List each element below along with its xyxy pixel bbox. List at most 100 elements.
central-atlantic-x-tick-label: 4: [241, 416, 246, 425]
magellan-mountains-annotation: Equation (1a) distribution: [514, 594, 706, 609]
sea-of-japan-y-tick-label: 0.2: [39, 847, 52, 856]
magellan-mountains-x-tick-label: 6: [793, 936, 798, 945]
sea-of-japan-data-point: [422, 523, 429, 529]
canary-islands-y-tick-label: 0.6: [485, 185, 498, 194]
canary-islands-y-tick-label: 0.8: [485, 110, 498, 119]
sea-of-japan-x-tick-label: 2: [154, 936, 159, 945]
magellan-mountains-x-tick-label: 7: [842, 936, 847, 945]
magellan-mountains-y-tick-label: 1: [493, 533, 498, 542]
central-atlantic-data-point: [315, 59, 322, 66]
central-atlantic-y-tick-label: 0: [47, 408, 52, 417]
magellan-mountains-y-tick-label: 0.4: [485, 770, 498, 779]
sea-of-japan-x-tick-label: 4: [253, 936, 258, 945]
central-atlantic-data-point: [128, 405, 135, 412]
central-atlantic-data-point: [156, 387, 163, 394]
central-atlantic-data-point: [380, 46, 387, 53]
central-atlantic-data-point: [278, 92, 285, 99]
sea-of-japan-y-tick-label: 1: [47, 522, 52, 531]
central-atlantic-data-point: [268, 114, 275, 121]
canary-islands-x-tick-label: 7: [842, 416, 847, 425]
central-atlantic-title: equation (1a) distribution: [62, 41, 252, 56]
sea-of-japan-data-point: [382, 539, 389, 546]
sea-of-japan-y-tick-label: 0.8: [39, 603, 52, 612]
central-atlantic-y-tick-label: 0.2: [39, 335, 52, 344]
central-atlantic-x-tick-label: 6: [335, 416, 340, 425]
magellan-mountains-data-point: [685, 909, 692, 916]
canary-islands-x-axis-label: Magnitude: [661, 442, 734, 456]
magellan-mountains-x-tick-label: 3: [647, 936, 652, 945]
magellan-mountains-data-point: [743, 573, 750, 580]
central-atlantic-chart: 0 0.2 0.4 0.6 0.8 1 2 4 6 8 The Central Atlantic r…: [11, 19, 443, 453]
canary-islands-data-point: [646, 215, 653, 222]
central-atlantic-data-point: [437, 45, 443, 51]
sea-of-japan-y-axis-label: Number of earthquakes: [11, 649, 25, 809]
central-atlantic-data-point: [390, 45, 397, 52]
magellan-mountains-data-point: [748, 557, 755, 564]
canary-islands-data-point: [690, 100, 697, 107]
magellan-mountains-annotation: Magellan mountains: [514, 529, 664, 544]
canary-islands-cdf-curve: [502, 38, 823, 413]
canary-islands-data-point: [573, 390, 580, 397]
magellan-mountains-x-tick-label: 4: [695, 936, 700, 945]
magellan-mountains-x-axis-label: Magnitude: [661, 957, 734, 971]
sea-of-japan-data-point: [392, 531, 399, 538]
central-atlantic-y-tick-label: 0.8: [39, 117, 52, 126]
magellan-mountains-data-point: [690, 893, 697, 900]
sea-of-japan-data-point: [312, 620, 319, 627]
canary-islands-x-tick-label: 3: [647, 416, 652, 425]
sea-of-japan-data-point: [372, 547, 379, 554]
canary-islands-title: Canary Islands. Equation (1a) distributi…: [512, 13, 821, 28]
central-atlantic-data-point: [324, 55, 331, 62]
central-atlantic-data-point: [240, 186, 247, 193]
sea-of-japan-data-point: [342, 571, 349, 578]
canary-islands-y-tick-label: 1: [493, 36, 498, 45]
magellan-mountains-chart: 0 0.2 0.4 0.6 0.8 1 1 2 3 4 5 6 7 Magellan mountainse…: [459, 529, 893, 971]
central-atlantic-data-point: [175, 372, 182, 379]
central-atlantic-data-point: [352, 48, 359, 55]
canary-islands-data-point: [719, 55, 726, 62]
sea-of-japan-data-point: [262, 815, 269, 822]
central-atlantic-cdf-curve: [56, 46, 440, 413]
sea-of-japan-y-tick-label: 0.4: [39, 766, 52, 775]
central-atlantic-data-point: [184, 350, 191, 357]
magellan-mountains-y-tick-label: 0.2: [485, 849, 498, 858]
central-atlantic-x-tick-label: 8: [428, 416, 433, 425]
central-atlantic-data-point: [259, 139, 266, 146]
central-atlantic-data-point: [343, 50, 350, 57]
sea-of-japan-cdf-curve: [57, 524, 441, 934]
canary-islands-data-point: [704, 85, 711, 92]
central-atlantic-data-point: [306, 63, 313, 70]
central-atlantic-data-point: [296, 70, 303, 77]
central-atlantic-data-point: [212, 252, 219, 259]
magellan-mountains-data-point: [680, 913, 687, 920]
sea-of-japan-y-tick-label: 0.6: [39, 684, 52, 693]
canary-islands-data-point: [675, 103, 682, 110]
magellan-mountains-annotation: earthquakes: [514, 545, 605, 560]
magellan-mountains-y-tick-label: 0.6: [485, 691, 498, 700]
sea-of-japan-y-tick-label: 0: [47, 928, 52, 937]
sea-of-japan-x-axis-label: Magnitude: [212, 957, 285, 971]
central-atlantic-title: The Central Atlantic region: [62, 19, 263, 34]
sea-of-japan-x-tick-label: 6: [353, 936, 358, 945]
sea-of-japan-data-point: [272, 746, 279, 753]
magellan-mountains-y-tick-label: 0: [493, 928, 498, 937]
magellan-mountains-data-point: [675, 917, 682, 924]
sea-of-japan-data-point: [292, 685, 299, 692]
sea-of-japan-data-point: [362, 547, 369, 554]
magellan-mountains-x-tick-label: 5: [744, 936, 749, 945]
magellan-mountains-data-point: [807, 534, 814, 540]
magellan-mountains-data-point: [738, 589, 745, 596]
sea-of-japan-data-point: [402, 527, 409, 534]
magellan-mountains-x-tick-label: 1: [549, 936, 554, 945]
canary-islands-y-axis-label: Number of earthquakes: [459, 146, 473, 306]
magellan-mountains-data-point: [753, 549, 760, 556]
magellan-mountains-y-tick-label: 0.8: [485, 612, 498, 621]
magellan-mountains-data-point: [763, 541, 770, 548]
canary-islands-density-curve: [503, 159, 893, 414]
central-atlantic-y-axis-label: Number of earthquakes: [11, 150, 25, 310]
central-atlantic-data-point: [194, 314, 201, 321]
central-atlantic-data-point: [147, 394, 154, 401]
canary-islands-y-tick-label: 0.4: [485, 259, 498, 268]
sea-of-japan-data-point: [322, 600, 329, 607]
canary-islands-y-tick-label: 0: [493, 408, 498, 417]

■ ■ ■ ■ ■

Instructions to follow:
Retype all of the lines above word for word, with every character and number left unchanged.

Complete output:
List each element below along with its xyxy pixel bbox. List at most 100 elements.
central-atlantic-x-tick-label: 4: [241, 416, 246, 425]
magellan-mountains-annotation: Equation (1a) distribution: [514, 594, 706, 609]
sea-of-japan-y-tick-label: 0.2: [39, 847, 52, 856]
magellan-mountains-x-tick-label: 6: [793, 936, 798, 945]
sea-of-japan-data-point: [422, 523, 429, 529]
canary-islands-y-tick-label: 0.6: [485, 185, 498, 194]
canary-islands-y-tick-label: 0.8: [485, 110, 498, 119]
sea-of-japan-x-tick-label: 2: [154, 936, 159, 945]
magellan-mountains-x-tick-label: 7: [842, 936, 847, 945]
magellan-mountains-y-tick-label: 1: [493, 533, 498, 542]
central-atlantic-data-point: [315, 59, 322, 66]
central-atlantic-y-tick-label: 0: [47, 408, 52, 417]
magellan-mountains-y-tick-label: 0.4: [485, 770, 498, 779]
sea-of-japan-x-tick-label: 4: [253, 936, 258, 945]
central-atlantic-data-point: [128, 405, 135, 412]
central-atlantic-data-point: [156, 387, 163, 394]
central-atlantic-data-point: [380, 46, 387, 53]
central-atlantic-data-point: [278, 92, 285, 99]
sea-of-japan-y-tick-label: 1: [47, 522, 52, 531]
central-atlantic-data-point: [268, 114, 275, 121]
canary-islands-x-tick-label: 7: [842, 416, 847, 425]
central-atlantic-title: equation (1a) distribution: [62, 41, 252, 56]
sea-of-japan-data-point: [382, 539, 389, 546]
sea-of-japan-y-tick-label: 0.8: [39, 603, 52, 612]
central-atlantic-y-tick-label: 0.2: [39, 335, 52, 344]
central-atlantic-x-tick-label: 6: [335, 416, 340, 425]
magellan-mountains-data-point: [685, 909, 692, 916]
canary-islands-x-axis-label: Magnitude: [661, 442, 734, 456]
magellan-mountains-x-tick-label: 3: [647, 936, 652, 945]
magellan-mountains-data-point: [743, 573, 750, 580]
central-atlantic-chart: 0 0.2 0.4 0.6 0.8 1 2 4 6 8 The Central Atlantic r…: [11, 19, 443, 453]
canary-islands-data-point: [646, 215, 653, 222]
central-atlantic-data-point: [437, 45, 443, 51]
sea-of-japan-y-axis-label: Number of earthquakes: [11, 649, 25, 809]
central-atlantic-data-point: [390, 45, 397, 52]
magellan-mountains-data-point: [748, 557, 755, 564]
canary-islands-data-point: [690, 100, 697, 107]
magellan-mountains-annotation: Magellan mountains: [514, 529, 664, 544]
canary-islands-cdf-curve: [502, 38, 823, 413]
canary-islands-data-point: [573, 390, 580, 397]
magellan-mountains-x-tick-label: 4: [695, 936, 700, 945]
magellan-mountains-x-axis-label: Magnitude: [661, 957, 734, 971]
sea-of-japan-data-point: [392, 531, 399, 538]
central-atlantic-y-tick-label: 0.8: [39, 117, 52, 126]
magellan-mountains-data-point: [690, 893, 697, 900]
sea-of-japan-data-point: [312, 620, 319, 627]
canary-islands-x-tick-label: 3: [647, 416, 652, 425]
sea-of-japan-data-point: [372, 547, 379, 554]
canary-islands-title: Canary Islands. Equation (1a) distributi…: [512, 13, 821, 28]
central-atlantic-data-point: [324, 55, 331, 62]
central-atlantic-data-point: [240, 186, 247, 193]
sea-of-japan-data-point: [342, 571, 349, 578]
canary-islands-y-tick-label: 1: [493, 36, 498, 45]
magellan-mountains-chart: 0 0.2 0.4 0.6 0.8 1 1 2 3 4 5 6 7 Magellan mountainse…: [459, 529, 893, 971]
central-atlantic-data-point: [175, 372, 182, 379]
central-atlantic-data-point: [352, 48, 359, 55]
canary-islands-data-point: [719, 55, 726, 62]
sea-of-japan-data-point: [262, 815, 269, 822]
central-atlantic-cdf-curve: [56, 46, 440, 413]
sea-of-japan-y-tick-label: 0.4: [39, 766, 52, 775]
central-atlantic-data-point: [184, 350, 191, 357]
magellan-mountains-y-tick-label: 0.2: [485, 849, 498, 858]
central-atlantic-x-tick-label: 8: [428, 416, 433, 425]
central-atlantic-data-point: [259, 139, 266, 146]
central-atlantic-data-point: [343, 50, 350, 57]
sea-of-japan-cdf-curve: [57, 524, 441, 934]
canary-islands-data-point: [704, 85, 711, 92]
central-atlantic-data-point: [306, 63, 313, 70]
central-atlantic-data-point: [296, 70, 303, 77]
central-atlantic-data-point: [212, 252, 219, 259]
magellan-mountains-data-point: [680, 913, 687, 920]
sea-of-japan-y-tick-label: 0.6: [39, 684, 52, 693]
canary-islands-data-point: [675, 103, 682, 110]
magellan-mountains-annotation: earthquakes: [514, 545, 605, 560]
magellan-mountains-y-tick-label: 0.6: [485, 691, 498, 700]
sea-of-japan-y-tick-label: 0: [47, 928, 52, 937]
sea-of-japan-x-axis-label: Magnitude: [212, 957, 285, 971]
central-atlantic-title: The Central Atlantic region: [62, 19, 263, 34]
sea-of-japan-x-tick-label: 6: [353, 936, 358, 945]
sea-of-japan-data-point: [272, 746, 279, 753]
magellan-mountains-y-tick-label: 0: [493, 928, 498, 937]
magellan-mountains-data-point: [675, 917, 682, 924]
sea-of-japan-data-point: [292, 685, 299, 692]
sea-of-japan-data-point: [362, 547, 369, 554]
magellan-mountains-x-tick-label: 5: [744, 936, 749, 945]
magellan-mountains-data-point: [807, 534, 814, 540]
magellan-mountains-data-point: [738, 589, 745, 596]
sea-of-japan-data-point: [402, 527, 409, 534]
magellan-mountains-x-tick-label: 1: [549, 936, 554, 945]
canary-islands-y-axis-label: Number of earthquakes: [459, 146, 473, 306]
magellan-mountains-data-point: [753, 549, 760, 556]
magellan-mountains-y-tick-label: 0.8: [485, 612, 498, 621]
magellan-mountains-data-point: [763, 541, 770, 548]
canary-islands-density-curve: [503, 159, 893, 414]
central-atlantic-y-axis-label: Number of earthquakes: [11, 150, 25, 310]
central-atlantic-data-point: [194, 314, 201, 321]
central-atlantic-data-point: [147, 394, 154, 401]
canary-islands-y-tick-label: 0.4: [485, 259, 498, 268]
sea-of-japan-data-point: [322, 600, 329, 607]
canary-islands-y-tick-label: 0: [493, 408, 498, 417]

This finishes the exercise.